— START OF DOCUMENT SECTION —

I agree with you in general. I don't believe either that any
assumptions about BSTR content were made willingly. What I'm
concerned about is that support of surrogate pairs is kind
of gray area. Platform SDK itself has reservations when
speaks about surrogate pairs:

"Surrogates and Supplementary Characters"
http://windowssdk.msdn.microsoft.com/en-us/library/ms776414.aspx

<quote>
Windows 2000 introduced support for basic input, output, and
simple sorting of supplementary characters. However, not all
system components are compatible with supplementary
characters.
</quote>

>> I can bring an example of such assumptions. One day we
>> tried
>> to transmit binary data via BSTR. Such usage is allowed
>> by
>> OLE Automation and described in SysAllocStringByteLen
>> documentation. So, embedded zeros should be "suppored" by
>> BSTR. However, it was proven with simplest example that
>> DCOM
>> marshalling code (or whatever else) assumed that BSTR
>> won't
>> contain zero in the middle.
>
> Can you show a repro? I've dealt with BSTRs containing
> embedded NULs on a few occasions, and I believe COM
> runtime handles these just fine. Is it possible you were
> using some library on top of raw COM that choked on these?
> E.g. most methods of ATL's CComBSTR would trunctate a
> string with embedded NULs.

Yes, all popular BSTR wrappers fail to recognize embedded
NUL. So, no wrappers were used. I can't vouch that the
problem was inside COM runtime, DCOM, network driver or
something else. It was enough to discover that data doesn't
come through in its entirety.

I'll try to reproduce it with Windows XP; just don't have
Windows 2000 box available anymore. The origonal system was
running under Win2K as workstation and some version of
Novell as domain server.


Re: 2 bytes per character by Eugene

Eugene
Sat Oct 28 00:49:54 CDT 2006

Alex Blekhman wrote:
> What I'm
> concerned about is that support of surrogate pairs is kind
> of gray area.

This is because "support" is a meaningless term here.

As with any multi-unit encodings as long as you treat the string as an
indivisible unit (marshalling, concatenating, copying etc.) you don't need
to worry about multi-unit entries. If you need to look at individual units
(display in GUI, split on character boundary, search etc.) then you *may*
have problems. Again, this applies to anything that hase multi-units:
Shift-JIS, UTF-8 or UTF-16.
For surrogate pairs in UTF-16 you get a stronger guarantee because of the
way it is designed. Either member of a surrogate pair is in a range that
doesn't overlap "normal" single-unit characters. Which means that you can
safely search for a single-unit wchar_t or split a string on a single-unit
boundary.

One final issue that sometimes arises with surrogate pairs is how to convert
them to UTF-8 (which is often used on the Internet). The canonical way is to
convert them to the correspoding Unicode value and then convert to UTF-8.
Software which is not aware of surrogate pairs will instead treat each
element as an individual Unicode character and convert it in turn (creating
2 illegal UTF-8 characters). Some systems like Java even do it by design.
Which of course can lead to interoperability headaches. This issue too is
just a special case of problems that arise when you have to look at the
individual units.

Regarding Windows components/APIs the above should immediately give a sense
of which should work regardless of surrogate pairs and which may or may not
work.

With some exceptions most 3rd party software these days is not aware of
surrogate pairs. Which is IMHO completely reasonable.

--
Eugene

— END OF DOCUMENT SECTION —
— START OF EXTRACTED INFORMATION —

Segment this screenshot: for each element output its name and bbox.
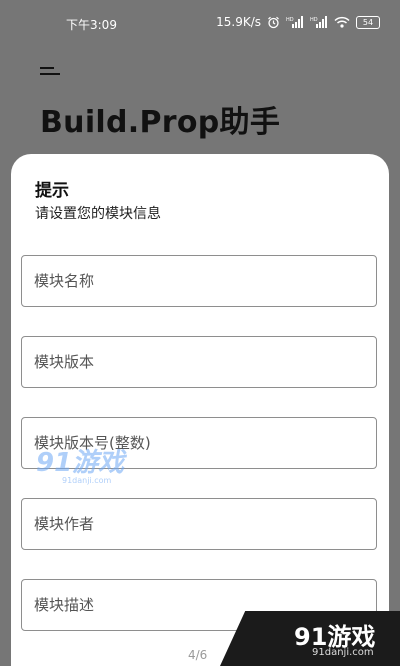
watermark-logo: 91游戏 91danji.com: [36, 450, 124, 485]
watermark-text: 91游戏: [36, 448, 125, 478]
module-version-input[interactable]: [21, 336, 377, 388]
signal-hd-icon: HD: [310, 16, 328, 28]
corner-watermark-badge: 91游戏 91danji.com: [220, 611, 400, 666]
network-speed: 15.9K/s: [216, 15, 261, 29]
signal-hd-icon: HD: [286, 16, 304, 28]
module-author-input[interactable]: [21, 498, 377, 550]
app-title: Build.Prop助手: [40, 105, 281, 140]
battery-icon: 54: [356, 15, 380, 29]
status-time: 下午3:09: [66, 18, 117, 32]
svg-text:HD: HD: [310, 17, 318, 23]
dialog-message: 请设置您的模块信息: [35, 206, 161, 222]
module-info-dialog: 提示 请设置您的模块信息: [11, 154, 389, 666]
menu-icon[interactable]: [40, 62, 62, 75]
status-bar: 下午3:09 15.9K/s HD HD 54: [0, 0, 400, 46]
page-indicator: 4/6: [188, 648, 208, 662]
status-icons: 15.9K/s HD HD 54: [216, 15, 380, 29]
svg-text:HD: HD: [286, 17, 294, 23]
alarm-icon: [267, 16, 280, 29]
module-name-input[interactable]: [21, 255, 377, 307]
wifi-icon: [334, 16, 350, 28]
corner-badge-subtext: 91danji.com: [312, 647, 374, 658]
dialog-title: 提示: [35, 181, 69, 201]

— END OF EXTRACTED INFORMATION —

◆ **WHAT THE EXERCISE ASKS**
Please reproduce the forum thread on BSTR and surrogate pairs from "One final issue" up to and including "individual units.".

◆ **ANSWER FOR THE TASK**
One final issue that sometimes arises with surrogate pairs is how to convert
them to UTF-8 (which is often used on the Internet). The canonical way is to
convert them to the correspoding Unicode value and then convert to UTF-8.
Software which is not aware of surrogate pairs will instead treat each
element as an individual Unicode character and convert it in turn (creating
2 illegal UTF-8 characters). Some systems like Java even do it by design.
Which of course can lead to interoperability headaches. This issue too is
just a special case of problems that arise when you have to look at the
individual units.